** Objetivo **
Según el texto proporcionado, ¿en qué lugar reúne Josué a todas las tribus de Israel?

** Texto proporcionado **
╭──

No queda claro que quiere decir Pedro con este título, que solo aparece una vez
en el Antiguo Testamento, aplicado al sumo sacerdote Aarón, con sentido
honorífico o por su estrecha relación con el culto (Sal 106,16). En el Nuevo
Testamento, Mc y Lc lo ponen en boca del endemoniado de la sinagoga de
Cafarnaúm, que lo aplica a Jesús (Mc 1,24 = Lc 4,34; Mt omite este pasaje). Sin
duda, Pedro confiesa que Jesús está en una relación especial con Dios, sin
meterse a discutir si ha bajado del cielo.
Traición
En el texto litúrgico, este tema solo aparece de pasada: Jesús sabía «quien lo iba a traicionar». Si no hubiesen mutilado el evangelio, quedaría mucho
más claro. Porque, inmediatamente después de la intervención de Pedro, Jesús
añade: «“¿No os he elegido yo a los Doce? Pero
uno de vosotros es un diablo.” Lo decía por Judas Iscariote, uno de los Doce,
que lo iba a entregar.»
Con ello surge una nueva pregunta y un nuevo misterio: ¿por qué Judas no
abandona a Jesús en este momento, cuando tantos otros lo han hecho? ¿Por qué
Jesús, si lo sabe, lo mantiene en el grupo? ¿Cómo puede llegar alguien a
desilusionarse de Jesús hasta el punto de traicionarlo?
1ª lectura: el compromiso
de los israelitas con Dios (Josué 24,1-2.15-18)
Estamos en el capítulo final del libro de Josué. Los israelitas, a las
órdenes de Josué, han conquistado todo el territorio que Dios les había
prometido (es preferible no recordar cómo lo consiguieron, porque lo que ocurre
actualmente en la frontera de Gaza resulta un juego entretenido). En ese
momento, Josué reúne a todas las tribus en Siquén, les recuerda los beneficios
pasados de Dios y les ofrece la alternativa de servir o no servir a Yahvé. Es
un diálogo espléndido, dramático, en el que Josué, contra lo que cabría
esperar, se esfuerza por convencer al pueblo de que no sirva a Yahvé. Es un
dios celoso que no los perdonará si lo traicionan. Sin embargo, los israelitas
porfían en que quieren servirlo, y todo termina con la alianza entre el pueblo
y Dios.

╰──

** Líneas de datos **
╭──

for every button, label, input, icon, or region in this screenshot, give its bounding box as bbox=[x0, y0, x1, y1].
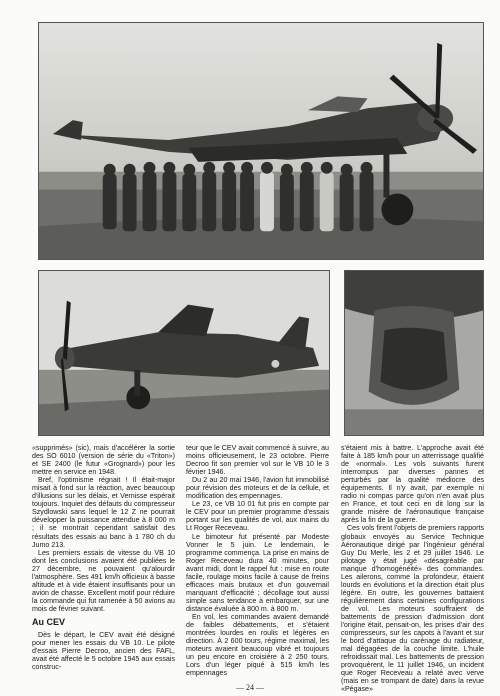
col1-paragraph-3: Les premiers essais de vitesse du VB 10 dont les conclusions avaient été publiées le 27 décembre, ne pouvaient qu'alourdir l'atmosphère. Ses 491 km/h officieux à basse altitude et à vide étaient insuffisants pour un avion de chasse. Excellent motif pour réduire la commande qui fut ramenée à 50 avions au mois de février suivant. bbox=[32, 548, 175, 613]
col3-paragraph-1: s'étaient mis à battre. L'approche avait été faite à 185 km/h pour un atterrissage qualifié de «normal». Les vols suivants furent interrompus par diverses pannes et perturbés par la qualité médiocre des équipements. Il n'y avait, par exemple ni radio ni compas parce qu'on n'en avait plus en France, et tout ceci en dit long sur la grande misère de l'aéronautique française après la fin de la guerre. bbox=[341, 444, 484, 525]
col2-paragraph-5: En vol, les commandes avaient demandé de faibles débattements, et s'étaient montrées lourdes en roulis et légères en direction. À 2 600 tours, régime maximal, les moteurs avaient beaucoup vibré et toujours un peu encore en croisière à 2 250 tours. Lors d'un léger piqué à 515 km/h les empennages bbox=[186, 612, 329, 678]
photo-aircraft-with-crew bbox=[38, 22, 484, 260]
col3-paragraph-2: Ces vols firent l'objets de premiers rapports globaux envoyés au Service Technique Aéronautique dirigé par l'ingénieur général Guy Du Merle, les 2 et 29 juillet 1946. Le pilotage y était jugé «désagréable par manque d'homogénéité» des commandes. Les ailerons, comme la profondeur, étaient lourds en évolutions et la direction était plus légère. En outre, les gouvernes battaient régulièrement dans certaines configurations de vol. Les moteurs souffraient de battements de pression d'admission dont l'origine était, pensait-on, les prises d'air des compresseurs, sur les capots à l'avant et sur le bord d'attaque du carénage du radiateur, mal dégagées de la couche limite. L'huile refroidissait mal. Les battements de pression provoquèrent, le 11 juillet 1946, un incident que Roger Receveau a relaté avec verve (mais en se trompant de date) dans la revue «Pégase» bbox=[341, 524, 484, 694]
col2-paragraph-3: Le 23, ce VB 10 01 fut pris en compte par le CEV pour un premier programme d'essais portant sur les qualités de vol, aux mains du Lt Roger Receveau. bbox=[186, 500, 329, 533]
section-heading-au-cev: Au CEV bbox=[32, 616, 66, 627]
photo-aircraft-ground-view bbox=[38, 270, 330, 436]
text-column-1 bbox=[32, 444, 175, 671]
col2-paragraph-2: Du 2 au 20 mai 1946, l'avion fut immobilisé pour révision des moteurs et de la cellule, et modification des empennages. bbox=[186, 476, 329, 501]
page-number: — 24 — bbox=[236, 683, 264, 692]
text-column-2 bbox=[186, 444, 329, 677]
col2-paragraph-1: teur que le CEV avait commencé à suivre, au moins officieusement, le 23 octobre. Pierre Decroo fit son premier vol sur le VB 10 le 3 février 1946. bbox=[186, 444, 329, 477]
photo-engine-nacelle-closeup bbox=[344, 270, 484, 436]
col1-paragraph-4: Dès le départ, le CEV avait été désigné pour mener les essais du VB 10. Le pilote d'essais Pierre Decroo, ancien des FAFL, avait été affecté le 5 octobre 1945 aux essais construc- bbox=[32, 630, 175, 672]
col2-paragraph-4: Le bimoteur fut présenté par Modeste Vonner le 5 juin. Le lendemain, le programme commença. La prise en mains de Roger Receveau dura 40 minutes, pour avant midi, dont le rappel fut : mise en route facile, roulage moins facile à cause de freins efficaces mais brutaux et d'un gouvernail manquant d'efficacité ; décollage tout aussi simple sans tendance à embarquer, sur une distance évaluée à 800 m. à 800 m. bbox=[186, 532, 329, 613]
text-column-3 bbox=[341, 444, 484, 693]
col1-paragraph-2: Bref, l'optimisme régnait ! Il était-major misait à fond sur la réaction, avec beaucoup d'illusions sur les délais, et Vernisse espérait toujours. Inquiet des défauts du compresseur Szydlowski sans lequel le 12 Z ne pourrait développer la puissance attendue à 8 000 m ; il se montrait cependant satisfait des résultats des essais au banc à 1 780 ch du Jumo 213. bbox=[32, 476, 175, 549]
col1-paragraph-1: «supprimés» (sic), mais d'accélérer la sortie des SO 6010 (version de série du «Triton») et SE 2400 (le futur «Grognard») pour les mettre en service en 1948. bbox=[32, 444, 175, 477]
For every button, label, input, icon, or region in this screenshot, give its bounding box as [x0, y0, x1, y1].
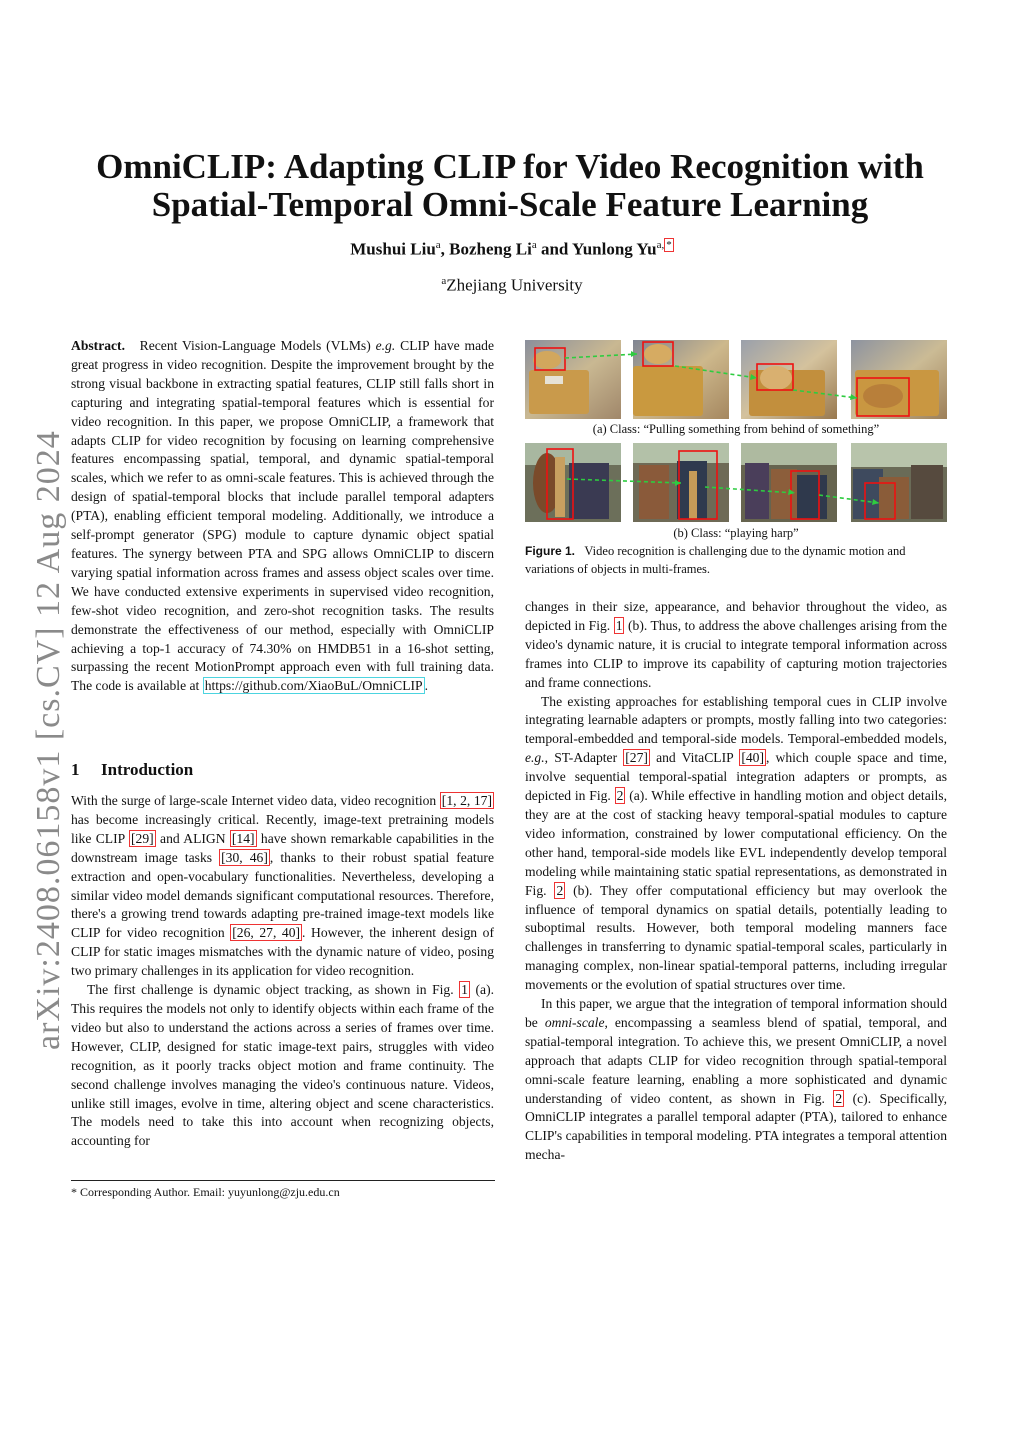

╰──

** Solución propuesta **
En Siquén.